Goal of the exercise: Please retype everything from the line containing "Patent image size: (599, 660)." down to the line containing "The base portion 104 is at (200, 398).", both included, exactly as they appear in the records below.

Supplied records:
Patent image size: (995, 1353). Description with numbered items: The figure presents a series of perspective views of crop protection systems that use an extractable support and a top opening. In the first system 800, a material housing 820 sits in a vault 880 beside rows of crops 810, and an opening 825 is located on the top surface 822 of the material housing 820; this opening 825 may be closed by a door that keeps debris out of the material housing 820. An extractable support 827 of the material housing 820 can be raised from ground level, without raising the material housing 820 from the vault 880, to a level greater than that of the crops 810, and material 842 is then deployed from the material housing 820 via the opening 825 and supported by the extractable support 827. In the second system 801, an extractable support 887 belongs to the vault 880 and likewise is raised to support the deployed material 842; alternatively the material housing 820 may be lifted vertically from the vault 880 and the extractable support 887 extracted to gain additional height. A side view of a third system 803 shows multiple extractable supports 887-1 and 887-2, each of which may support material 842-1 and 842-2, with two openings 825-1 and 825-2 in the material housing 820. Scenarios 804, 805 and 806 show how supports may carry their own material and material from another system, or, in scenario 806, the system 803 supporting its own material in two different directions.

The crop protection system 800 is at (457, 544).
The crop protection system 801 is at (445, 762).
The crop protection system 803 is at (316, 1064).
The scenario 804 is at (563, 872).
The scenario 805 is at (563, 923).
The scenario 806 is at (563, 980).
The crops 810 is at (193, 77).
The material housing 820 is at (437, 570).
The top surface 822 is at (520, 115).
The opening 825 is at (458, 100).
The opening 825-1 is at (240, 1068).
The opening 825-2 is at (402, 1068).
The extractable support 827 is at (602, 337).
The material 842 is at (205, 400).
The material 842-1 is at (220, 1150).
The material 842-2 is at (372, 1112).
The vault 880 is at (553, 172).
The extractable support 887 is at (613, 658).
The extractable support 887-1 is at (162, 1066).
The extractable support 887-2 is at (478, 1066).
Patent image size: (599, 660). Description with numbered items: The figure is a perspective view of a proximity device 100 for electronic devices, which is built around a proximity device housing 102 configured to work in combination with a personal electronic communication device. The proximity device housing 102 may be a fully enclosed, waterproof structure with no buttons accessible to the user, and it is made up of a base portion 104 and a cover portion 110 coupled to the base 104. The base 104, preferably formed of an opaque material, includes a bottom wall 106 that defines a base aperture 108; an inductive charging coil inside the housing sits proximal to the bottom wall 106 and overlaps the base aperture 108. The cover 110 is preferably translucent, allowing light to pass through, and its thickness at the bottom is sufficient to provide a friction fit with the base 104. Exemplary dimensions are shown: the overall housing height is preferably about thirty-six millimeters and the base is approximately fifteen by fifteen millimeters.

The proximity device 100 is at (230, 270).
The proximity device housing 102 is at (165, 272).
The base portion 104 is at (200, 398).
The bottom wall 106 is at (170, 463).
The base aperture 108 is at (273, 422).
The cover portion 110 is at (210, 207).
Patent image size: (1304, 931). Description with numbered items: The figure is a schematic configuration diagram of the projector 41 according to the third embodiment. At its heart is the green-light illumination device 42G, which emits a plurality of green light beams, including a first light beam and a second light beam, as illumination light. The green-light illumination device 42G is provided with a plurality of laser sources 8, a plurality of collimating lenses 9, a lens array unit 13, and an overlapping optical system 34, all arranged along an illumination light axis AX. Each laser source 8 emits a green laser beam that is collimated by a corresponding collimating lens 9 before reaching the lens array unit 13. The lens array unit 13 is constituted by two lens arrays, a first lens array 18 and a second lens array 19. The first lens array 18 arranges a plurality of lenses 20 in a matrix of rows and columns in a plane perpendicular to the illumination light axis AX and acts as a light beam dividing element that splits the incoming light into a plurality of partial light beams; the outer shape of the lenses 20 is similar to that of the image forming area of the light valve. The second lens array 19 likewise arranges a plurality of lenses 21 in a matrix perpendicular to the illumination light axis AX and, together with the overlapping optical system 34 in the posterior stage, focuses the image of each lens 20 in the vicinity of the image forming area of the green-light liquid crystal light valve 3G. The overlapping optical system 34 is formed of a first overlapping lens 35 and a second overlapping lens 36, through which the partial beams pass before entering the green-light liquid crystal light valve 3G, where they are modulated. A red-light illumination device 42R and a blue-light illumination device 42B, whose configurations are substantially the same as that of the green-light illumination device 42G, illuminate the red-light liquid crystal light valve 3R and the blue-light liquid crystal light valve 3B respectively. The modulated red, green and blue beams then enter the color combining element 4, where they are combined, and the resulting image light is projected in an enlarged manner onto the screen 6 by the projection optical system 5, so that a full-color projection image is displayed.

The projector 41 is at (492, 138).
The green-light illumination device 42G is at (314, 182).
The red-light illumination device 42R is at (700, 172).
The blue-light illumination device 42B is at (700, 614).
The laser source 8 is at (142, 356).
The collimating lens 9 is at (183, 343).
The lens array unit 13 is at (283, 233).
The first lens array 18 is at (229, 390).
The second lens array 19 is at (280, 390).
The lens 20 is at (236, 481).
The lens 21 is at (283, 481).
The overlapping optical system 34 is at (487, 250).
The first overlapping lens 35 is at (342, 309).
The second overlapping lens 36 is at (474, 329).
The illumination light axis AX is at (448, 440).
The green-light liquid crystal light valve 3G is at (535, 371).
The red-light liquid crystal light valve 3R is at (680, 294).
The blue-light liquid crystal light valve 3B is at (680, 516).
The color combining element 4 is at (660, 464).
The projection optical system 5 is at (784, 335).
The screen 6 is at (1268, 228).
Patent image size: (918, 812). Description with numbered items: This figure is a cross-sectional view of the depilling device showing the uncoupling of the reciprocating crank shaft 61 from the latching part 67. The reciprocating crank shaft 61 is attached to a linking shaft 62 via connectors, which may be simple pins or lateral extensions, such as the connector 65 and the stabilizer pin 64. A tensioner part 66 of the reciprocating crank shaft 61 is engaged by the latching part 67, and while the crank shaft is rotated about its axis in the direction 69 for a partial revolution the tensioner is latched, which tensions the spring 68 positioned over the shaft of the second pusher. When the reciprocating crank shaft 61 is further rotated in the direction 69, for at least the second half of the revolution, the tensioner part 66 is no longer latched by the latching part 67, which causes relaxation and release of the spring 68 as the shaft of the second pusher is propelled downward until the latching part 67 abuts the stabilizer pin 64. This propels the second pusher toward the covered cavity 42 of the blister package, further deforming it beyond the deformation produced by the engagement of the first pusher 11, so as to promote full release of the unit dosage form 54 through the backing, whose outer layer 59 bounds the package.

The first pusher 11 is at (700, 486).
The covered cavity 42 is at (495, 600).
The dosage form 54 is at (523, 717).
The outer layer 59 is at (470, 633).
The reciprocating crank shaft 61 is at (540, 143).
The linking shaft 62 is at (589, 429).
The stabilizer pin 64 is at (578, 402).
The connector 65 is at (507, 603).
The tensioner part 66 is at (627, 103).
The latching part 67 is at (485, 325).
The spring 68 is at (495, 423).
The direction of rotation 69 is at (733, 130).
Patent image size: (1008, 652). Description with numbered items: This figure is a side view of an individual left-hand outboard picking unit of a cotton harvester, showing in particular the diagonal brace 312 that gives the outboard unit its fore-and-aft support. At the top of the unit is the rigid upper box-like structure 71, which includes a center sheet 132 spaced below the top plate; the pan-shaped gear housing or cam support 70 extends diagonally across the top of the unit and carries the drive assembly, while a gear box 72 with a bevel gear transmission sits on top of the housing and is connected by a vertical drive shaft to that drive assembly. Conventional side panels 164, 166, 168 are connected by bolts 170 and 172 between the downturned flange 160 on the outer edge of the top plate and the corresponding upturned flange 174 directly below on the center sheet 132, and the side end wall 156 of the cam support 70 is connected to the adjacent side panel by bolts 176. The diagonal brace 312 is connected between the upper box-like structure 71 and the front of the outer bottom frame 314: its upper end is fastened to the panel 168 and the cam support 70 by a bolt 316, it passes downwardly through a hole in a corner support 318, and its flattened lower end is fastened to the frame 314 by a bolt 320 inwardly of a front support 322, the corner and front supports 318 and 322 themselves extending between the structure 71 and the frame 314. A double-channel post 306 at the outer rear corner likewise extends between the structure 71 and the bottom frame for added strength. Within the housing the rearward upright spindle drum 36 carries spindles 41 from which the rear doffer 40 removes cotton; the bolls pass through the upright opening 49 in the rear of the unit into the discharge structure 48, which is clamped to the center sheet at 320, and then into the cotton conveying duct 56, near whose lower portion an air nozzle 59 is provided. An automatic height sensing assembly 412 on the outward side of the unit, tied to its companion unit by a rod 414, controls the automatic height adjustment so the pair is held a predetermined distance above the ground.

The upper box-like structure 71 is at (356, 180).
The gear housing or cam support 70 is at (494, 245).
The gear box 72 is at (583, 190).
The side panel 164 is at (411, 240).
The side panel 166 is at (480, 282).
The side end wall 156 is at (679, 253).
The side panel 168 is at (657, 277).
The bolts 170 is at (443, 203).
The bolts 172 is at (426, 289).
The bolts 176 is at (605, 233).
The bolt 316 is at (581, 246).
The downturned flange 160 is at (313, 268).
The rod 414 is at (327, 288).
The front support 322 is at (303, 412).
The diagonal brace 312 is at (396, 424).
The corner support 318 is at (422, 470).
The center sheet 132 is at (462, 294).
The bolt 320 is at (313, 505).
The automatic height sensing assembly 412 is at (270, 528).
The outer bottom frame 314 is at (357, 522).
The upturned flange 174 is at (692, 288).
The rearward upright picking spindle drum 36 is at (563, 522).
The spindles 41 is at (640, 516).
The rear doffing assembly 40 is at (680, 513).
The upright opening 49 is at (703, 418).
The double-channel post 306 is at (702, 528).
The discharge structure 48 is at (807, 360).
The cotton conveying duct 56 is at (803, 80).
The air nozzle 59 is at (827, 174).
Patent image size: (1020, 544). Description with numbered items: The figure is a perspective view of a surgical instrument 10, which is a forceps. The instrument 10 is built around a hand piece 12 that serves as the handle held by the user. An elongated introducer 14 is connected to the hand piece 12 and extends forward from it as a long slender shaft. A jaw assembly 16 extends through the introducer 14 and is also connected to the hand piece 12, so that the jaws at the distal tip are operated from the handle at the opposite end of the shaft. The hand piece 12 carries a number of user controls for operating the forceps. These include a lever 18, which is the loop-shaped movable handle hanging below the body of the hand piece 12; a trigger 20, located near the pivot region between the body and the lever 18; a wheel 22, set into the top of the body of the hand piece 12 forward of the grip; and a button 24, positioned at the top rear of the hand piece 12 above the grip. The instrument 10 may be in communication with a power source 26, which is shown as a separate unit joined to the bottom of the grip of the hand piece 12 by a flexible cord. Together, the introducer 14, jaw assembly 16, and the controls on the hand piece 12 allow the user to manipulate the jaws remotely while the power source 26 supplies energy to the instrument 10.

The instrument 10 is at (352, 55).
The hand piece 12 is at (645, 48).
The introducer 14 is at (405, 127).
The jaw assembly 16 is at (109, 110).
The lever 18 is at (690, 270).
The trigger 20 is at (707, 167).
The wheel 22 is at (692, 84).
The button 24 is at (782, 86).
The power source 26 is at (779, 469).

Correct response:
Patent image size: (599, 660). Description with numbered items: The figure is a perspective view of a proximity device 100 for electronic devices, which is built around a proximity device housing 102 configured to work in combination with a personal electronic communication device. The proximity device housing 102 may be a fully enclosed, waterproof structure with no buttons accessible to the user, and it is made up of a base portion 104 and a cover portion 110 coupled to the base 104. The base 104, preferably formed of an opaque material, includes a bottom wall 106 that defines a base aperture 108; an inductive charging coil inside the housing sits proximal to the bottom wall 106 and overlaps the base aperture 108. The cover 110 is preferably translucent, allowing light to pass through, and its thickness at the bottom is sufficient to provide a friction fit with the base 104. Exemplary dimensions are shown: the overall housing height is preferably about thirty-six millimeters and the base is approximately fifteen by fifteen millimeters.

The proximity device 100 is at (230, 270).
The proximity device housing 102 is at (165, 272).
The base portion 104 is at (200, 398).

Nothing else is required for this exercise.